═══ Extracted entries ═══
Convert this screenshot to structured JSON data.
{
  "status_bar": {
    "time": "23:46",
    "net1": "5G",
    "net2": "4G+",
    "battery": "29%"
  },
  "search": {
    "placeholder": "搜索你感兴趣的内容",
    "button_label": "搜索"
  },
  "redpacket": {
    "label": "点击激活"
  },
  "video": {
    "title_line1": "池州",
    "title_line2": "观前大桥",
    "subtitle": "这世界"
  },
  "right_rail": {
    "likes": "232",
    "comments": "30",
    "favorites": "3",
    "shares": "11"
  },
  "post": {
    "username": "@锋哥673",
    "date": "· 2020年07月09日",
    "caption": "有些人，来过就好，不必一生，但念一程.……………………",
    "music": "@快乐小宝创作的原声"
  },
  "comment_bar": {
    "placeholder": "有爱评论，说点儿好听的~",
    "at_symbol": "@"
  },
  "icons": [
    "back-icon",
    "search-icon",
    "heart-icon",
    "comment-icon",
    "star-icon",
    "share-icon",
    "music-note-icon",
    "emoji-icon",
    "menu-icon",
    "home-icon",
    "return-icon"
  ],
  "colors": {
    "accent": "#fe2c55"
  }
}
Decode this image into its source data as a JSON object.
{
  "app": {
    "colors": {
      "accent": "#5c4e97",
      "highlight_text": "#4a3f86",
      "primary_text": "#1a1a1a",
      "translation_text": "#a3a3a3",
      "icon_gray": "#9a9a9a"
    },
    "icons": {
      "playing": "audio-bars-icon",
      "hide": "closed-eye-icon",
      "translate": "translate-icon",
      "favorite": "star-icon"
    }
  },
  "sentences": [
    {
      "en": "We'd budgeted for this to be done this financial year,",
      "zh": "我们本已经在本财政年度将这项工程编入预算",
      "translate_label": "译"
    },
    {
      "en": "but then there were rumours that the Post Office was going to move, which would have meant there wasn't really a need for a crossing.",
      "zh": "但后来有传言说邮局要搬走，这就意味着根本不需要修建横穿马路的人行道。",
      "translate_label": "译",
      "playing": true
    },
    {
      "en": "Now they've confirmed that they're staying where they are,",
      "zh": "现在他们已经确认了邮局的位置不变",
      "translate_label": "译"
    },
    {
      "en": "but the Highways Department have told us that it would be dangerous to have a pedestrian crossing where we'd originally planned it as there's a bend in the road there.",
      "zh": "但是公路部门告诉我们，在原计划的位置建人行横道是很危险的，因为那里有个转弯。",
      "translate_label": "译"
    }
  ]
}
═══
▸ Exercise brief: Among the entries above, identify all lines with "there" and copy them.

▸ Finished task:
      "en": "but then there were rumours that the Post Office was going to move, which would have meant there wasn't really a need for a crossing.",
      "en": "but the Highways Department have told us that it would be dangerous to have a pedestrian crossing where we'd originally planned it as there's a bend in the road there.",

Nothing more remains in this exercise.